'''

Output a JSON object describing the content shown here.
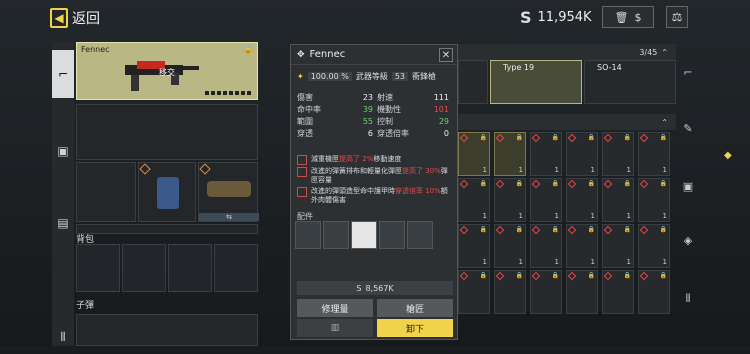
{
  "header": {
    "back_label": "返回",
    "currency_amount": "11,954K",
    "currency_icon": "S"
  },
  "selected_weapon": {
    "name": "Fennec",
    "tag": "移交"
  },
  "sections": {
    "backpack": "背包",
    "ammo": "子彈"
  },
  "popup": {
    "title": "Fennec",
    "durability": "100.00 %",
    "level_label": "武器等級",
    "level": "53",
    "mode": "衝鋒槍",
    "stats": [
      {
        "name": "傷害",
        "value": "23",
        "name2": "射速",
        "value2": "111",
        "hl2": false
      },
      {
        "name": "命中率",
        "value": "39",
        "name2": "機動性",
        "value2": "101",
        "hl2": true
      },
      {
        "name": "範圍",
        "value": "55",
        "name2": "控制",
        "value2": "29",
        "hl2": false
      },
      {
        "name": "穿透",
        "value": "6",
        "name2": "穿透倍率",
        "value2": "0",
        "hl2": false
      }
    ],
    "mods": [
      {
        "pre": "減重機匣",
        "hl": "提高了 2%",
        "post": "移動速度"
      },
      {
        "pre": "改進的彈簧排布和輕量化彈匣",
        "hl": "提高了 30%",
        "post": "彈匣容量"
      },
      {
        "pre": "改進的彈頭造型命中護甲時",
        "hl": "穿透倍率 10%",
        "post": "額外肉體傷害"
      }
    ],
    "attachments_label": "配件",
    "price": "8,567K",
    "btn_repair": "修理量",
    "btn_gunsmith": "槍匠",
    "btn_unequip": "卸下"
  },
  "stash": {
    "count": "3/45",
    "weapons": [
      {
        "name": "Type 19"
      },
      {
        "name": "SO-14"
      }
    ],
    "counts": [
      "1",
      "1",
      "1",
      "1",
      "1",
      "1",
      "1",
      "1",
      "1",
      "1",
      "1",
      "1",
      "1",
      "1",
      "1",
      "1",
      "1",
      "1"
    ]
  },
  "colors": {
    "accent": "#f0d34a",
    "alert": "#e64a4a"
  }
}
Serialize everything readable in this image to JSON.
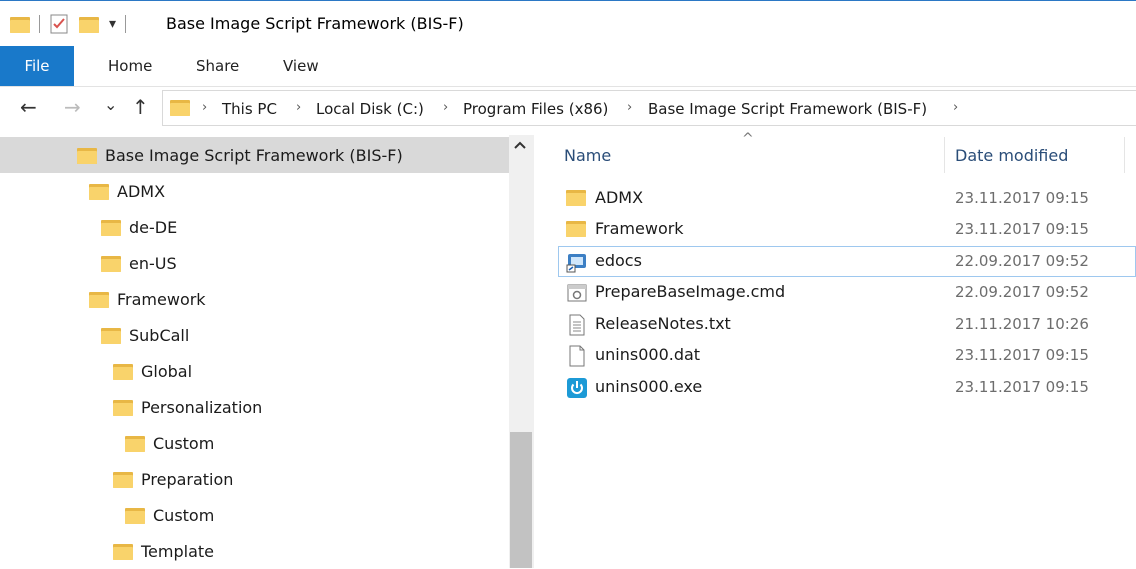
{
  "window": {
    "title": "Base Image Script Framework (BIS-F)"
  },
  "qat": {
    "dropdown_glyph": "▾"
  },
  "ribbon": {
    "tabs": [
      "File",
      "Home",
      "Share",
      "View"
    ]
  },
  "nav": {
    "back": "←",
    "forward": "→",
    "recent": "⌄",
    "up": "↑"
  },
  "address": {
    "crumbs": [
      "This PC",
      "Local Disk (C:)",
      "Program Files (x86)",
      "Base Image Script Framework (BIS-F)"
    ],
    "separator": "›"
  },
  "tree": {
    "selected": "Base Image Script Framework (BIS-F)",
    "items": [
      {
        "label": "Base Image Script Framework (BIS-F)",
        "level": 0,
        "selected": true
      },
      {
        "label": "ADMX",
        "level": 1
      },
      {
        "label": "de-DE",
        "level": 2
      },
      {
        "label": "en-US",
        "level": 2
      },
      {
        "label": "Framework",
        "level": 1
      },
      {
        "label": "SubCall",
        "level": 2
      },
      {
        "label": "Global",
        "level": 3
      },
      {
        "label": "Personalization",
        "level": 3
      },
      {
        "label": "Custom",
        "level": 4
      },
      {
        "label": "Preparation",
        "level": 3
      },
      {
        "label": "Custom",
        "level": 4
      },
      {
        "label": "Template",
        "level": 3
      }
    ]
  },
  "files": {
    "columns": {
      "name": "Name",
      "date": "Date modified"
    },
    "sort_glyph": "^",
    "rows": [
      {
        "name": "ADMX",
        "date": "23.11.2017 09:15",
        "icon": "folder-icon"
      },
      {
        "name": "Framework",
        "date": "23.11.2017 09:15",
        "icon": "folder-icon"
      },
      {
        "name": "edocs",
        "date": "22.09.2017 09:52",
        "icon": "shortcut-icon"
      },
      {
        "name": "PrepareBaseImage.cmd",
        "date": "22.09.2017 09:52",
        "icon": "script-icon"
      },
      {
        "name": "ReleaseNotes.txt",
        "date": "21.11.2017 10:26",
        "icon": "text-file-icon"
      },
      {
        "name": "unins000.dat",
        "date": "23.11.2017 09:15",
        "icon": "blank-file-icon"
      },
      {
        "name": "unins000.exe",
        "date": "23.11.2017 09:15",
        "icon": "uninstaller-icon"
      }
    ]
  },
  "colors": {
    "accent": "#1979ca",
    "folder": "#f9d36b",
    "selection": "#d9d9d9"
  }
}
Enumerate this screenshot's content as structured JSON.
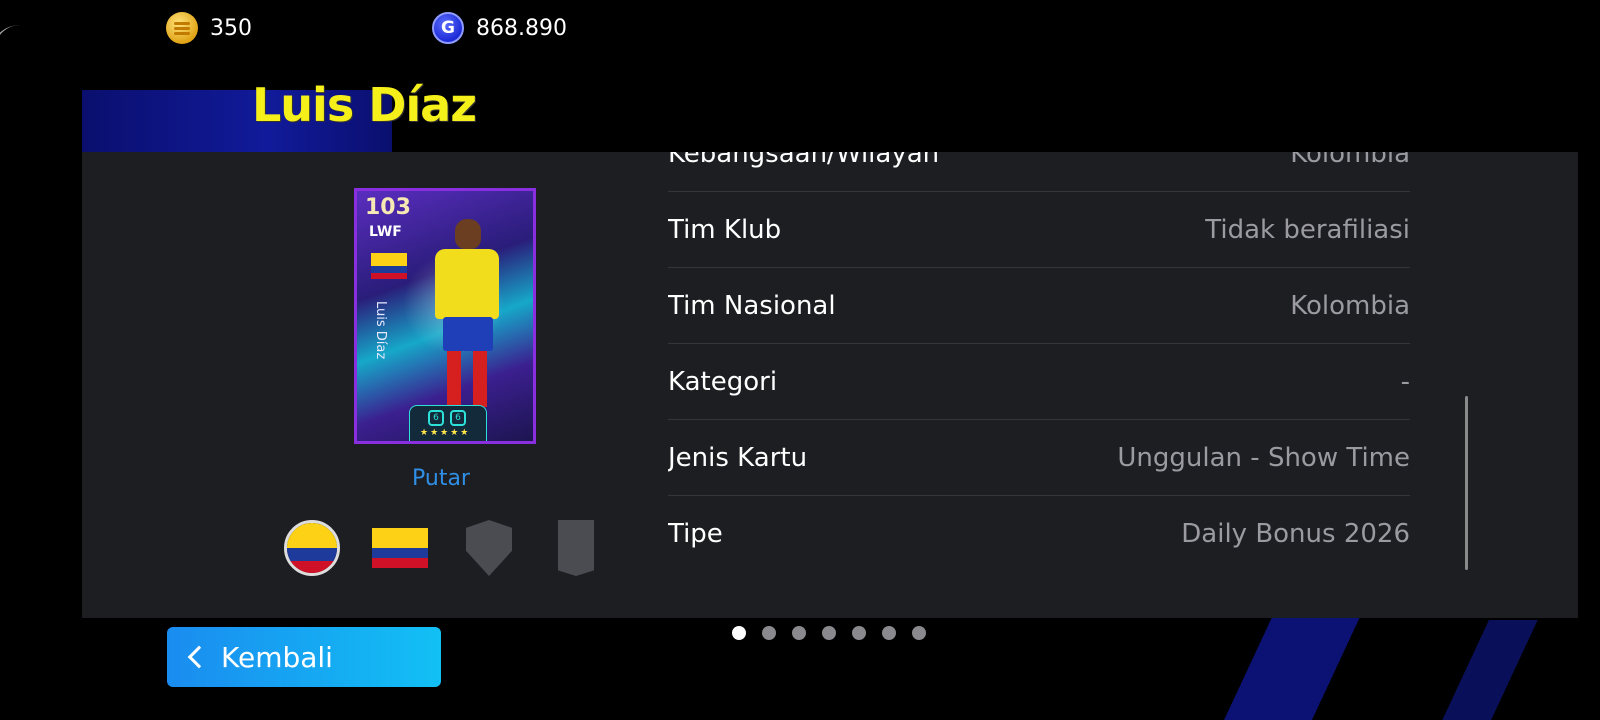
{
  "currency": {
    "coins": {
      "icon": "ecoin-icon",
      "value": "350"
    },
    "gp": {
      "icon": "gp-icon",
      "value": "868.890",
      "symbol": "G"
    }
  },
  "player": {
    "name": "Luis Díaz",
    "card": {
      "rating": "103",
      "position": "LWF",
      "vertical_name": "Luis Díaz",
      "stars": "★★★★★",
      "badge_left": "6",
      "badge_right": "6"
    },
    "flip_label": "Putar"
  },
  "info": {
    "rows": [
      {
        "label": "Kebangsaan/Wilayah",
        "value": "Kolombia"
      },
      {
        "label": "Tim Klub",
        "value": "Tidak berafiliasi"
      },
      {
        "label": "Tim Nasional",
        "value": "Kolombia"
      },
      {
        "label": "Kategori",
        "value": "-"
      },
      {
        "label": "Jenis Kartu",
        "value": "Unggulan - Show Time"
      },
      {
        "label": "Tipe",
        "value": "Daily Bonus 2026"
      }
    ]
  },
  "navigation": {
    "back_label": "Kembali",
    "page_count": 7,
    "active_page": 1
  },
  "colors": {
    "name": "#f6f01a",
    "link": "#2f8fe6",
    "panel": "#1d1e22",
    "back_button": "#1a8cf0"
  }
}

'''

● WHAT YOU HAVE TO DO
Copy out each line word for word, please, skipping the images.

● FINISHED EXERCISE
Output a JSON object describing the content shown here.
{
  "header": {
    "back_label": "返回",
    "currency_amount": "11,954K",
    "currency_icon": "S"
  },
  "selected_weapon": {
    "name": "Fennec",
    "tag": "移交"
  },
  "sections": {
    "backpack": "背包",
    "ammo": "子彈"
  },
  "popup": {
    "title": "Fennec",
    "durability": "100.00 %",
    "level_label": "武器等級",
    "level": "53",
    "mode": "衝鋒槍",
    "stats": [
      {
        "name": "傷害",
        "value": "23",
        "name2": "射速",
        "value2": "111",
        "hl2": false
      },
      {
        "name": "命中率",
        "value": "39",
        "name2": "機動性",
        "value2": "101",
        "hl2": true
      },
      {
        "name": "範圍",
        "value": "55",
        "name2": "控制",
        "value2": "29",
        "hl2": false
      },
      {
        "name": "穿透",
        "value": "6",
        "name2": "穿透倍率",
        "value2": "0",
        "hl2": false
      }
    ],
    "mods": [
      {
        "pre": "減重機匣",
        "hl": "提高了 2%",
        "post": "移動速度"
      },
      {
        "pre": "改進的彈簧排布和輕量化彈匣",
        "hl": "提高了 30%",
        "post": "彈匣容量"
      },
      {
        "pre": "改進的彈頭造型命中護甲時",
        "hl": "穿透倍率 10%",
        "post": "額外肉體傷害"
      }
    ],
    "attachments_label": "配件",
    "price": "8,567K",
    "btn_repair": "修理量",
    "btn_gunsmith": "槍匠",
    "btn_unequip": "卸下"
  },
  "stash": {
    "count": "3/45",
    "weapons": [
      {
        "name": "Type 19"
      },
      {
        "name": "SO-14"
      }
    ],
    "counts": [
      "1",
      "1",
      "1",
      "1",
      "1",
      "1",
      "1",
      "1",
      "1",
      "1",
      "1",
      "1",
      "1",
      "1",
      "1",
      "1",
      "1",
      "1"
    ]
  },
  "colors": {
    "accent": "#f0d34a",
    "alert": "#e64a4a"
  }
}
Serialize everything readable in this image to JSON.
{
  "window": {
    "title": "Base Image Script Framework (BIS-F)"
  },
  "qat": {
    "dropdown_glyph": "▾"
  },
  "ribbon": {
    "tabs": [
      "File",
      "Home",
      "Share",
      "View"
    ]
  },
  "nav": {
    "back": "←",
    "forward": "→",
    "recent": "⌄",
    "up": "↑"
  },
  "address": {
    "crumbs": [
      "This PC",
      "Local Disk (C:)",
      "Program Files (x86)",
      "Base Image Script Framework (BIS-F)"
    ],
    "separator": "›"
  },
  "tree": {
    "selected": "Base Image Script Framework (BIS-F)",
    "items": [
      {
        "label": "Base Image Script Framework (BIS-F)",
        "level": 0,
        "selected": true
      },
      {
        "label": "ADMX",
        "level": 1
      },
      {
        "label": "de-DE",
        "level": 2
      },
      {
        "label": "en-US",
        "level": 2
      },
      {
        "label": "Framework",
        "level": 1
      },
      {
        "label": "SubCall",
        "level": 2
      },
      {
        "label": "Global",
        "level": 3
      },
      {
        "label": "Personalization",
        "level": 3
      },
      {
        "label": "Custom",
        "level": 4
      },
      {
        "label": "Preparation",
        "level": 3
      },
      {
        "label": "Custom",
        "level": 4
      },
      {
        "label": "Template",
        "level": 3
      }
    ]
  },
  "files": {
    "columns": {
      "name": "Name",
      "date": "Date modified"
    },
    "sort_glyph": "^",
    "rows": [
      {
        "name": "ADMX",
        "date": "23.11.2017 09:15",
        "icon": "folder-icon"
      },
      {
        "name": "Framework",
        "date": "23.11.2017 09:15",
        "icon": "folder-icon"
      },
      {
        "name": "edocs",
        "date": "22.09.2017 09:52",
        "icon": "shortcut-icon"
      },
      {
        "name": "PrepareBaseImage.cmd",
        "date": "22.09.2017 09:52",
        "icon": "script-icon"
      },
      {
        "name": "ReleaseNotes.txt",
        "date": "21.11.2017 10:26",
        "icon": "text-file-icon"
      },
      {
        "name": "unins000.dat",
        "date": "23.11.2017 09:15",
        "icon": "blank-file-icon"
      },
      {
        "name": "unins000.exe",
        "date": "23.11.2017 09:15",
        "icon": "uninstaller-icon"
      }
    ]
  },
  "colors": {
    "accent": "#1979ca",
    "folder": "#f9d36b",
    "selection": "#d9d9d9"
  }
}
Enumerate this screenshot's content as structured JSON.
{
  "currency": {
    "coins": {
      "icon": "ecoin-icon",
      "value": "350"
    },
    "gp": {
      "icon": "gp-icon",
      "value": "868.890",
      "symbol": "G"
    }
  },
  "player": {
    "name": "Luis Díaz",
    "card": {
      "rating": "103",
      "position": "LWF",
      "vertical_name": "Luis Díaz",
      "stars": "★★★★★",
      "badge_left": "6",
      "badge_right": "6"
    },
    "flip_label": "Putar"
  },
  "info": {
    "rows": [
      {
        "label": "Kebangsaan/Wilayah",
        "value": "Kolombia"
      },
      {
        "label": "Tim Klub",
        "value": "Tidak berafiliasi"
      },
      {
        "label": "Tim Nasional",
        "value": "Kolombia"
      },
      {
        "label": "Kategori",
        "value": "-"
      },
      {
        "label": "Jenis Kartu",
        "value": "Unggulan - Show Time"
      },
      {
        "label": "Tipe",
        "value": "Daily Bonus 2026"
      }
    ]
  },
  "navigation": {
    "back_label": "Kembali",
    "page_count": 7,
    "active_page": 1
  },
  "colors": {
    "name": "#f6f01a",
    "link": "#2f8fe6",
    "panel": "#1d1e22",
    "back_button": "#1a8cf0"
  }
}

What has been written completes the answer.